◆ **What to produce**:
List all lines of the data that include the string "this".

#### Input

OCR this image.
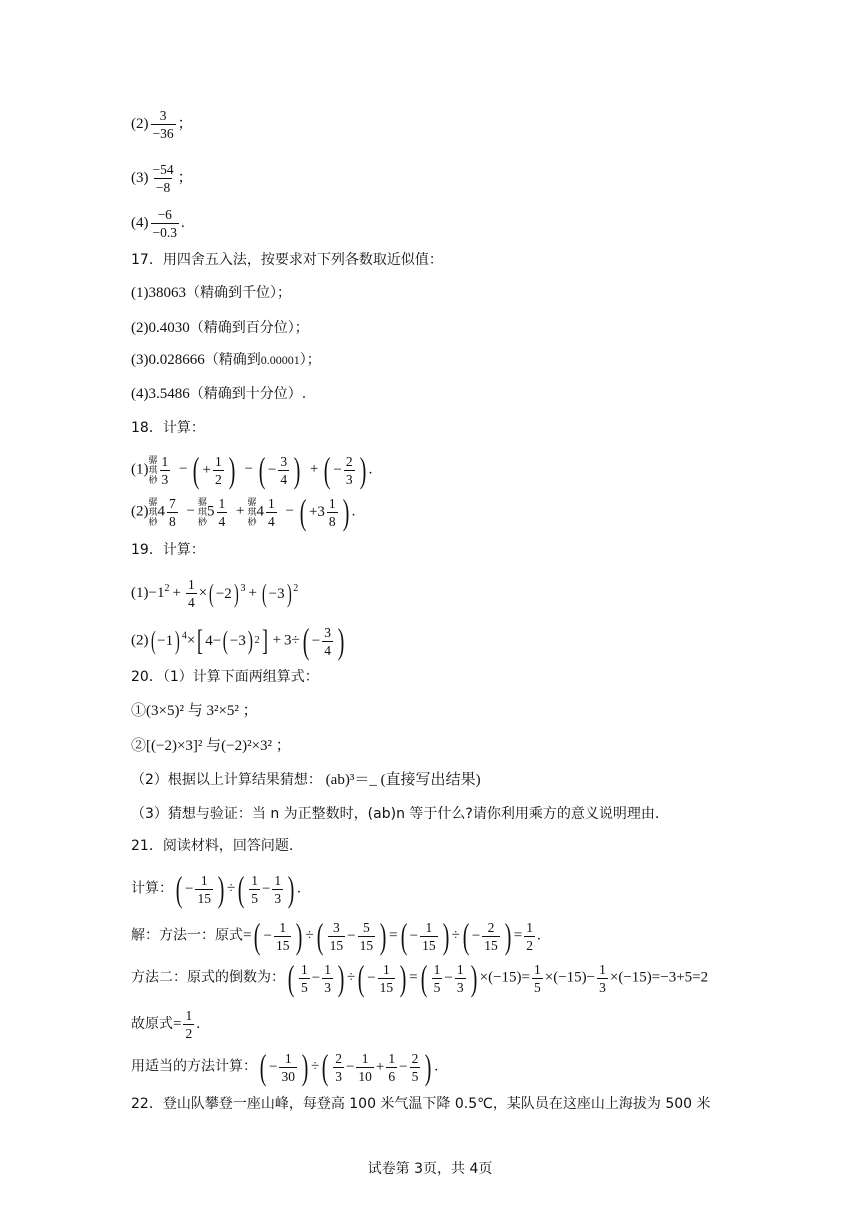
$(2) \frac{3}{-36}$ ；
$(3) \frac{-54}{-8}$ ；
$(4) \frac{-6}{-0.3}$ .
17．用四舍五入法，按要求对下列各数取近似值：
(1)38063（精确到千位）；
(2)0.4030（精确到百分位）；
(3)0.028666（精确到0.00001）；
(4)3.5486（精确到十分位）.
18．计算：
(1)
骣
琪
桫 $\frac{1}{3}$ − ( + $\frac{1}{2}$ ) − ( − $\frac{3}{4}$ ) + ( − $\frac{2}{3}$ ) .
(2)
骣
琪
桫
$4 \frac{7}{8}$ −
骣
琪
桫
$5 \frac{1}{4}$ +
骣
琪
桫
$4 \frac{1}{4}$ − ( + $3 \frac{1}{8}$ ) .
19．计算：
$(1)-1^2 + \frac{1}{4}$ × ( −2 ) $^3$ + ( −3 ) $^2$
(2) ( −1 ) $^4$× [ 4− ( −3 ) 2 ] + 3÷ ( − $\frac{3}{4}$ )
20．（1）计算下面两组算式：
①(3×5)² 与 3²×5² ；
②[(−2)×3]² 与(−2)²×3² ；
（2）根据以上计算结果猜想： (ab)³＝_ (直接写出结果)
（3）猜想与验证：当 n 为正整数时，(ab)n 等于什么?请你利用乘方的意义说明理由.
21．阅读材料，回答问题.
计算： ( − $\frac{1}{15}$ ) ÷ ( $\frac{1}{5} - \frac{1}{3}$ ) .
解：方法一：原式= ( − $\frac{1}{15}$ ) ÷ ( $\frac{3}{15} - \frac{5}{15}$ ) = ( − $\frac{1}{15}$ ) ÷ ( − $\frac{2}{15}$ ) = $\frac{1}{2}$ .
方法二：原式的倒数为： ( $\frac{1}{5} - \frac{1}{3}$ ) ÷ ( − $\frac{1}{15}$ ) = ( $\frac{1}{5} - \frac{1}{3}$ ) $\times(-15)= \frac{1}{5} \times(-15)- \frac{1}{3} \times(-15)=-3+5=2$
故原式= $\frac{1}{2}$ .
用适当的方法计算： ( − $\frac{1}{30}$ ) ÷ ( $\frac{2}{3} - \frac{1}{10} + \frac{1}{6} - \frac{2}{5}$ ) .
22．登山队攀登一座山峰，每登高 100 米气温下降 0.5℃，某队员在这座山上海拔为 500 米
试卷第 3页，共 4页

########
#### Input

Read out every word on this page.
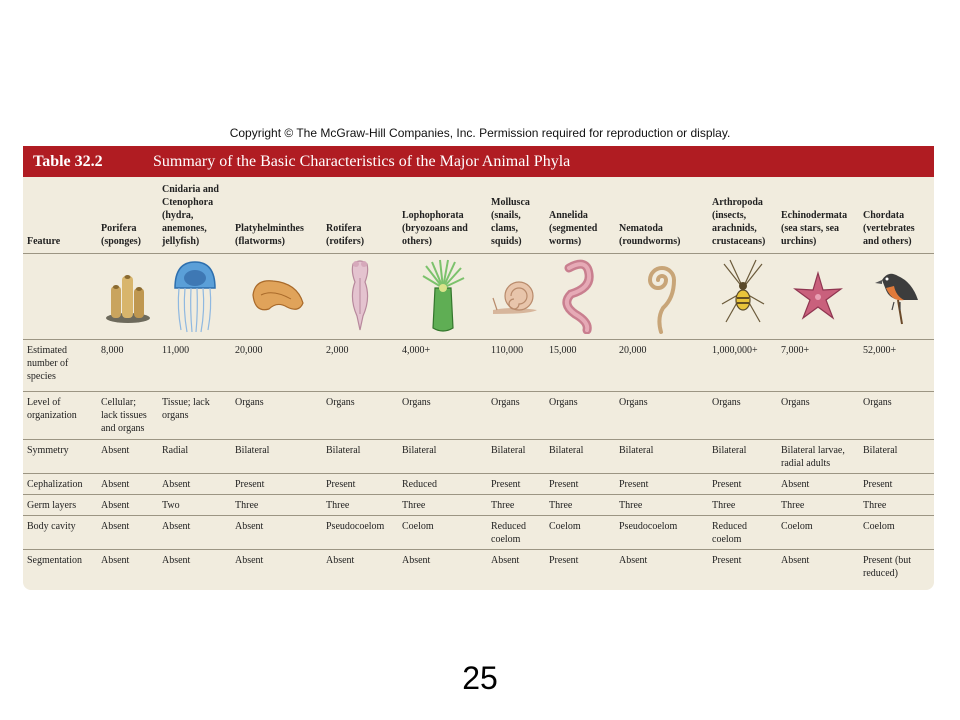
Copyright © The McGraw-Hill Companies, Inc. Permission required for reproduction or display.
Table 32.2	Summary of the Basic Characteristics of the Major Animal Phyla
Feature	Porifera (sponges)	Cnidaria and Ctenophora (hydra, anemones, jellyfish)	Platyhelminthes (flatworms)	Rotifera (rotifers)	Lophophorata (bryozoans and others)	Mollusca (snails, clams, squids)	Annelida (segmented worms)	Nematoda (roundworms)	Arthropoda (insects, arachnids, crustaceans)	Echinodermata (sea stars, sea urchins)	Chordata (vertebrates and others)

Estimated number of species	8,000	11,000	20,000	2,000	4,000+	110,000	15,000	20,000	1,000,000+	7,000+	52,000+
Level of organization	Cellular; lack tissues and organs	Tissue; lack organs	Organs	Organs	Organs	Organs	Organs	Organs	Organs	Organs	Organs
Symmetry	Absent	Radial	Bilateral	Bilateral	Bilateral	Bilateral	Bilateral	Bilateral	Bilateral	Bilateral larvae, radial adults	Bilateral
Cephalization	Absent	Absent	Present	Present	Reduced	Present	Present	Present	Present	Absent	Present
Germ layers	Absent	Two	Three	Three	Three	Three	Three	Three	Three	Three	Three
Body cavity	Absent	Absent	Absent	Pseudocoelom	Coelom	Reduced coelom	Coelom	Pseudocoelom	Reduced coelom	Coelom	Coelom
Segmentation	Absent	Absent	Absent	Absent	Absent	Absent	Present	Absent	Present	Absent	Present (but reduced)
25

########

◆ **Correct response**:
OCR this image.
Read out every word on this page.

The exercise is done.